# Description of the task:
List each line holding the string "DEĞİŞİM".

Dataset listings of figures:
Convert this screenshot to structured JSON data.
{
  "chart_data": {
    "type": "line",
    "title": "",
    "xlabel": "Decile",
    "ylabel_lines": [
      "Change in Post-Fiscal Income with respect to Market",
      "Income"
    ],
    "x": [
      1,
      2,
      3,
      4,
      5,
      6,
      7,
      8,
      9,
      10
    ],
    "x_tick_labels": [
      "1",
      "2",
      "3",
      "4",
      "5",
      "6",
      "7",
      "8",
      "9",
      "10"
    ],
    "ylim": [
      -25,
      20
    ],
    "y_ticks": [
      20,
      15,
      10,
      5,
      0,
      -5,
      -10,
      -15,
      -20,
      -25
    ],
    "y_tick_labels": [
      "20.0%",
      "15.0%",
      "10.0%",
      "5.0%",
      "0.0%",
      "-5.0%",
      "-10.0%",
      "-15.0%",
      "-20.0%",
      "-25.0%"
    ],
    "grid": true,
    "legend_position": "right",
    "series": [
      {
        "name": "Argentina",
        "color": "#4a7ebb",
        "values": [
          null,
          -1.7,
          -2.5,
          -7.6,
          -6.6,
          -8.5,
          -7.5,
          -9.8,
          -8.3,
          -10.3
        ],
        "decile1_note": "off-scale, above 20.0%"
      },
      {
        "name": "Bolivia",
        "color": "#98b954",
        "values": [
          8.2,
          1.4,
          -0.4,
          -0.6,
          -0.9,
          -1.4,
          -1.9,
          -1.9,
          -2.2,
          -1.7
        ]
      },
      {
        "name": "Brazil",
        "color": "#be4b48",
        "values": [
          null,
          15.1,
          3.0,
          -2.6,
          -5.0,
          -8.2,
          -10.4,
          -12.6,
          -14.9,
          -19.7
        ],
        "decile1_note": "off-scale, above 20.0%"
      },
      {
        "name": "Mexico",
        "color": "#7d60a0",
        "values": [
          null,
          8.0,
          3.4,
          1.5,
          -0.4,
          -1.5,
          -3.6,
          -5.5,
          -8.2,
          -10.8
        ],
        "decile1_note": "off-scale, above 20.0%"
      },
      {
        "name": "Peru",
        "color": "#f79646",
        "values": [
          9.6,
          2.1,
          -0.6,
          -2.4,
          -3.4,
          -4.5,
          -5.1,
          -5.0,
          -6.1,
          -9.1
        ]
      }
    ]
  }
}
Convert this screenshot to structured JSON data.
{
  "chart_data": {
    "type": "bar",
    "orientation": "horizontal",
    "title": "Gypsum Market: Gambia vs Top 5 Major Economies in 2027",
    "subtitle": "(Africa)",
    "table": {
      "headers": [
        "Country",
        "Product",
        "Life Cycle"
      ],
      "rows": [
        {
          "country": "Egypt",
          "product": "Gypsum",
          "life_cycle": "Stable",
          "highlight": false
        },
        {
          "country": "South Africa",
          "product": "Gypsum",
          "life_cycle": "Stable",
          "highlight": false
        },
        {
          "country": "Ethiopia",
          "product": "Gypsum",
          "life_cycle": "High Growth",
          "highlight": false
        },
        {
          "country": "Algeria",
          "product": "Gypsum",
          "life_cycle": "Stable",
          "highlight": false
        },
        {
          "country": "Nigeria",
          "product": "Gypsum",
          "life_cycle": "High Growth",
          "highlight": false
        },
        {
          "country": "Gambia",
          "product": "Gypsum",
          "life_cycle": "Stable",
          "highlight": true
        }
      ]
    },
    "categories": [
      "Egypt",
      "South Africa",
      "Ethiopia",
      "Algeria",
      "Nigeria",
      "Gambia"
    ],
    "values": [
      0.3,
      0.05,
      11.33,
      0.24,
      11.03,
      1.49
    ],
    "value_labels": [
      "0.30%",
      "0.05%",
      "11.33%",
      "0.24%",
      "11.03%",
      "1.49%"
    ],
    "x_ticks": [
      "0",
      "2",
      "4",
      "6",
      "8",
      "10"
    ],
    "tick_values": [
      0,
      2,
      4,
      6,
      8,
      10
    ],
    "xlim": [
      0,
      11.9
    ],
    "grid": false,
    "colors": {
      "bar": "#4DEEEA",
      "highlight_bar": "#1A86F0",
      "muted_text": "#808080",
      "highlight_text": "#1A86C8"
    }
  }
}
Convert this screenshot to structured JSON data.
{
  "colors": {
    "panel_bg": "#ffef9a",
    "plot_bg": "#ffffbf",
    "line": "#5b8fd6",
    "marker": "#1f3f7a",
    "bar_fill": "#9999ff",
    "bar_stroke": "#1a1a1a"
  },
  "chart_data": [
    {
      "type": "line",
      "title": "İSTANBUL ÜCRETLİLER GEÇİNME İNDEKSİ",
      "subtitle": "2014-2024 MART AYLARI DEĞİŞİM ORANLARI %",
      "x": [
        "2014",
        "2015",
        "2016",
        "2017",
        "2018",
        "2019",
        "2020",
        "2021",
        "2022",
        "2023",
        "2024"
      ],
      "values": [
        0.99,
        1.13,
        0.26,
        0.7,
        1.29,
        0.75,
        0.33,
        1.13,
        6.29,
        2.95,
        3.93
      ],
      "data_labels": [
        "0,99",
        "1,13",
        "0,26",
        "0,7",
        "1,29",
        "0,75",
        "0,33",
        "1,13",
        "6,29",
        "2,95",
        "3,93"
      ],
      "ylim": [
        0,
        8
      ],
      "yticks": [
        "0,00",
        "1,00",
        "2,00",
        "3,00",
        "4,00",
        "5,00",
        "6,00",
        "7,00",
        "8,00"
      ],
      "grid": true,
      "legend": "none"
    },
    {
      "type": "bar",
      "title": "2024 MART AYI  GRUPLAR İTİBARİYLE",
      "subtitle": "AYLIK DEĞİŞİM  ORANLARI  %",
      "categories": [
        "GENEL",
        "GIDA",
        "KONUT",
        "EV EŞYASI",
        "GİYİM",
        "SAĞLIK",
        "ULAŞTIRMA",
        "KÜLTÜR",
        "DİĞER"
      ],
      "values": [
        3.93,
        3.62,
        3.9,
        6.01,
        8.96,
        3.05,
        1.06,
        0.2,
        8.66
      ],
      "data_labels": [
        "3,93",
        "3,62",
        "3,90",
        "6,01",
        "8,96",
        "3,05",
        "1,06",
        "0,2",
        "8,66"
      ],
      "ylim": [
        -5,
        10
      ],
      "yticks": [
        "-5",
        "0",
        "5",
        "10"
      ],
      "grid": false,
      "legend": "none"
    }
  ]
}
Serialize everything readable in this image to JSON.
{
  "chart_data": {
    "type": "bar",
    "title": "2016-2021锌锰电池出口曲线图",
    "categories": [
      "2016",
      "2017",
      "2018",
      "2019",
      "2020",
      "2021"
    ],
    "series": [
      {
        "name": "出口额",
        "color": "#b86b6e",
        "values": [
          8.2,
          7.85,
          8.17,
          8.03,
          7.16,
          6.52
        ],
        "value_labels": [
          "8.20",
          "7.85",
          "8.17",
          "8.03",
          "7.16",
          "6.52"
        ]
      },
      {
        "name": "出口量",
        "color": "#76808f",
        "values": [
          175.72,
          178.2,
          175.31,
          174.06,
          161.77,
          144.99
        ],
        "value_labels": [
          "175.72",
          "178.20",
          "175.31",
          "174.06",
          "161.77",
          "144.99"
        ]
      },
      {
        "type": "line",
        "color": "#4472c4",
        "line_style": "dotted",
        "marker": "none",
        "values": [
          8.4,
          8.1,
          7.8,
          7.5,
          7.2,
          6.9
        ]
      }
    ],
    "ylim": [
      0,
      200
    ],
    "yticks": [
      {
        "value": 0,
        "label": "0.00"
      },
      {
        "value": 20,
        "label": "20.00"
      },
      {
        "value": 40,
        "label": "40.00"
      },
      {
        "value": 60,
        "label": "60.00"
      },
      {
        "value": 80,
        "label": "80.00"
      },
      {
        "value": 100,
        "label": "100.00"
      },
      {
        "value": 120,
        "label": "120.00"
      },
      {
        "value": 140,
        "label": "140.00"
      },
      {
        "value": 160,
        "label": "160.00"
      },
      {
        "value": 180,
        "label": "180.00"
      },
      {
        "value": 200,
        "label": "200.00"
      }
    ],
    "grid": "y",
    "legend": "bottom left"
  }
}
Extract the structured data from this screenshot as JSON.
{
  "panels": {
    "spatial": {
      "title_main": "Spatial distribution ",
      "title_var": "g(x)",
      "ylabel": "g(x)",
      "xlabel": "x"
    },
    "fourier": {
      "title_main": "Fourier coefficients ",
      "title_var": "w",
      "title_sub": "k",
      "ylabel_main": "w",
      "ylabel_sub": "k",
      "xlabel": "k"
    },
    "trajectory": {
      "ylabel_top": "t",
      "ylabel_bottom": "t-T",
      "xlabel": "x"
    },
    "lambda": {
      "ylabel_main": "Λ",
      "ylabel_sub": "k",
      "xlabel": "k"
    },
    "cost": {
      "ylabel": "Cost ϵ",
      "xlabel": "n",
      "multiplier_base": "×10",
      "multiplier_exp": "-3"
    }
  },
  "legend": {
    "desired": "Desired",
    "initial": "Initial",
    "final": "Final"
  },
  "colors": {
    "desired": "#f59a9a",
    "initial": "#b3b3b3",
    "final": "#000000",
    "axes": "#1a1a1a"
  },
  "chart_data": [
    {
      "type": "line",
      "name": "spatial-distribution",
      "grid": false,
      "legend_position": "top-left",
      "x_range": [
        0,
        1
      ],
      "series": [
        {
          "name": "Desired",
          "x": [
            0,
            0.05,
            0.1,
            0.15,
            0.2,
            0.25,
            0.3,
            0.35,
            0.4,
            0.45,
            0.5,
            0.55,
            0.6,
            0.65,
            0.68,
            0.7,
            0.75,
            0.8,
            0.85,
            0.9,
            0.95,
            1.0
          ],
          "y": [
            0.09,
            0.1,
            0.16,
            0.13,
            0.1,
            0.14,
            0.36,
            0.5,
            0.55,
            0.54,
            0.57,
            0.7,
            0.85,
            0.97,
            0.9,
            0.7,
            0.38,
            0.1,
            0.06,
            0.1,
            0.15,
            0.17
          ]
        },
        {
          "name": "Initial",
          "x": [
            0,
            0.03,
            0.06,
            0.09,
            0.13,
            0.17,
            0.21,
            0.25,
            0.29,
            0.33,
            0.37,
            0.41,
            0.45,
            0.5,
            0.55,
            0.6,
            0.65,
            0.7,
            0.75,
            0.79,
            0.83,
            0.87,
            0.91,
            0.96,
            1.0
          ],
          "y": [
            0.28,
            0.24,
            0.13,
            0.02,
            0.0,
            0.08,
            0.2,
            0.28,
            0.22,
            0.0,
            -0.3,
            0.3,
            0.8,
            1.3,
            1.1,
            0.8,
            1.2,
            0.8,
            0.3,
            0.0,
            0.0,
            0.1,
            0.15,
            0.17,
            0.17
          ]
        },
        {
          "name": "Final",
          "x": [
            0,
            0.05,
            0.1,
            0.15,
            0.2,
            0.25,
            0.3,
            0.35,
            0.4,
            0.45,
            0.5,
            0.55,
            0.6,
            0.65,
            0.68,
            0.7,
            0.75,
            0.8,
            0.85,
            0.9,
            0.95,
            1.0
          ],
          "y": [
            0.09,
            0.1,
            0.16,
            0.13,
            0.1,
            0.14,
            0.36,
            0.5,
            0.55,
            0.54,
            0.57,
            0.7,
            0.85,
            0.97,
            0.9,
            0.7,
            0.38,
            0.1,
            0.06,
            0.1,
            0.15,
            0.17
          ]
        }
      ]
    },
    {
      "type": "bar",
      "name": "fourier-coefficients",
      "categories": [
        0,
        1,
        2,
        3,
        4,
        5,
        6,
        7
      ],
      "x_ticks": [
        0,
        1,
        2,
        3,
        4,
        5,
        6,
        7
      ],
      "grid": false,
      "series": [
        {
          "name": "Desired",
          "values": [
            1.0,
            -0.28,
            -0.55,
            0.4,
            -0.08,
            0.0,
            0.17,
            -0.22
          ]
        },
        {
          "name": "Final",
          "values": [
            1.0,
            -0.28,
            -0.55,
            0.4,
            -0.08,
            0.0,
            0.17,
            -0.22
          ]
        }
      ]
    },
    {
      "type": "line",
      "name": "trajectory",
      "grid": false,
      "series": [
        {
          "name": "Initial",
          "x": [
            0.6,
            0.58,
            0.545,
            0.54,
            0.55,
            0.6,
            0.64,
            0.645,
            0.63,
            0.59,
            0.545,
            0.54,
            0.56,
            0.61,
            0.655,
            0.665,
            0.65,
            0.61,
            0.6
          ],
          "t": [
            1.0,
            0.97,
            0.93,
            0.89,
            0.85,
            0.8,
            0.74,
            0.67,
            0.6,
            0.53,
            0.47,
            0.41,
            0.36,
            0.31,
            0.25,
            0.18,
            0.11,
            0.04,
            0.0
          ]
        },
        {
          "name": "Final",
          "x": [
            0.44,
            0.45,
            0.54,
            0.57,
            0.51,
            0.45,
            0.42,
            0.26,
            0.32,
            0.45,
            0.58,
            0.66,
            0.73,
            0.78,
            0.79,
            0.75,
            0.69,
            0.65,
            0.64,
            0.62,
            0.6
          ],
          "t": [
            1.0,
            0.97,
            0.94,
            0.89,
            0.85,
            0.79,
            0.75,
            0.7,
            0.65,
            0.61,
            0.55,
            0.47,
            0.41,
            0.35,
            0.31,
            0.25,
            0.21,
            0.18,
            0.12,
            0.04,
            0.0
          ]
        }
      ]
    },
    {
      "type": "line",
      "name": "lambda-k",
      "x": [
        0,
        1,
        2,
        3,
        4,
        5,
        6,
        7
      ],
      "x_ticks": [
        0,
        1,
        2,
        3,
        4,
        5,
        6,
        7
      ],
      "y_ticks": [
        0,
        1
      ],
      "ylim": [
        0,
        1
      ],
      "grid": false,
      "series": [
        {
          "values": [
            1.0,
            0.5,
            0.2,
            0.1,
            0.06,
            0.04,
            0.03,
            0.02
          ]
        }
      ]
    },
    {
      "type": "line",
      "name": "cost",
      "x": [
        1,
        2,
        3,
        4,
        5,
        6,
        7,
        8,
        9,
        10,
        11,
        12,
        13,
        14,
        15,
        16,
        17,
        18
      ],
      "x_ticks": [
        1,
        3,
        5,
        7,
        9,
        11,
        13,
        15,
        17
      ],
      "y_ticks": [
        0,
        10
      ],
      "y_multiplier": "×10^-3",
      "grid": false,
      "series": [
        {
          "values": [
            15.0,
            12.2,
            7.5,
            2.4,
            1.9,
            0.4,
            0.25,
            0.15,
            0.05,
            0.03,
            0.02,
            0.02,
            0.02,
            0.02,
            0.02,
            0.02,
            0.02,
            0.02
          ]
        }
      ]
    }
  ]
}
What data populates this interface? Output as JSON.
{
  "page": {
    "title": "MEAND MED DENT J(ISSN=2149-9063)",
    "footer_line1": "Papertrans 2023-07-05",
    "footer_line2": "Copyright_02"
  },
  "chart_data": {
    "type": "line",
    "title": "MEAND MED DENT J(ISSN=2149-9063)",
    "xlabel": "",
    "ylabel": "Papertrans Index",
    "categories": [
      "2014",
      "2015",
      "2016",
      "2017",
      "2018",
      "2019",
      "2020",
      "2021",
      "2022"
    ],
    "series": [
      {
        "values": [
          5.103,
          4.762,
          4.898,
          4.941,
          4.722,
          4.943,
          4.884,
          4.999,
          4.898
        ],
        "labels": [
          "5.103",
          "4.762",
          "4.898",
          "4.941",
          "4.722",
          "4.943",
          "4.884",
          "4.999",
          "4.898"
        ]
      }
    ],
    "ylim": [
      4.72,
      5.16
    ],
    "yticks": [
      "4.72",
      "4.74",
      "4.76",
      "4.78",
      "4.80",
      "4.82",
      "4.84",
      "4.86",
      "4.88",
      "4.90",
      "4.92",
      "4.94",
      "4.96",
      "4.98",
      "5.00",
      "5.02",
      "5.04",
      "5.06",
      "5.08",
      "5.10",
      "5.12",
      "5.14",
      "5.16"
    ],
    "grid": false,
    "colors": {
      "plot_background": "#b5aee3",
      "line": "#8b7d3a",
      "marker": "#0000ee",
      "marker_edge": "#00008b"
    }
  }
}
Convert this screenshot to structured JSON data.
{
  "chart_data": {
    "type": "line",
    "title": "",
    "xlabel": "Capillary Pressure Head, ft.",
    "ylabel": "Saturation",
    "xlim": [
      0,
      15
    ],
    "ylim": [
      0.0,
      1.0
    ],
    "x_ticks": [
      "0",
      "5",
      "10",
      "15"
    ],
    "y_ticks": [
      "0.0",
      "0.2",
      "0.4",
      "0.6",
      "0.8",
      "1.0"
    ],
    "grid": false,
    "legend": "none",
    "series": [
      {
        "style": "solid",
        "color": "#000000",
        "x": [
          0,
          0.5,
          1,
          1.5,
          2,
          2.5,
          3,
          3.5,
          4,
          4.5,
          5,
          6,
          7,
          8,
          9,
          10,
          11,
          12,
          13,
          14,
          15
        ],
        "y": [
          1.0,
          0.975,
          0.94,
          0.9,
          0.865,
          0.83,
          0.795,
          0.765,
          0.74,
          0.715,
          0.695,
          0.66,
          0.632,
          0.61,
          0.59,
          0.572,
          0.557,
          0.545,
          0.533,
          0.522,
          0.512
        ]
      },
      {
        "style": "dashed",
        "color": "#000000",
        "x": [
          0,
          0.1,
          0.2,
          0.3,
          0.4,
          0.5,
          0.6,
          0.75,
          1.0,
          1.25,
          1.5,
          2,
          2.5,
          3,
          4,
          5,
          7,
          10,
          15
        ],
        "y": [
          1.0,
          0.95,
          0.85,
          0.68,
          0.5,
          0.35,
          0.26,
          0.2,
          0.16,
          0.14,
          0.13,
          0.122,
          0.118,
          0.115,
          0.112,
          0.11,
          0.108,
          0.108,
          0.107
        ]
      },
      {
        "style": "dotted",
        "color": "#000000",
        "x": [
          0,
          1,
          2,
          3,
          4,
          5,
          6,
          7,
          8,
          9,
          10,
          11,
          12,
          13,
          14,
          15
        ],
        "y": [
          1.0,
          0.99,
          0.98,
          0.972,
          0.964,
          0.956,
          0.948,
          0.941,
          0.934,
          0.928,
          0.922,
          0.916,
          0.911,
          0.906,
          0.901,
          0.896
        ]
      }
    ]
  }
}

# Task answer:
      "subtitle": "2014-2024 MART AYLARI DEĞİŞİM ORANLARI %",
      "subtitle": "AYLIK DEĞİŞİM  ORANLARI  %",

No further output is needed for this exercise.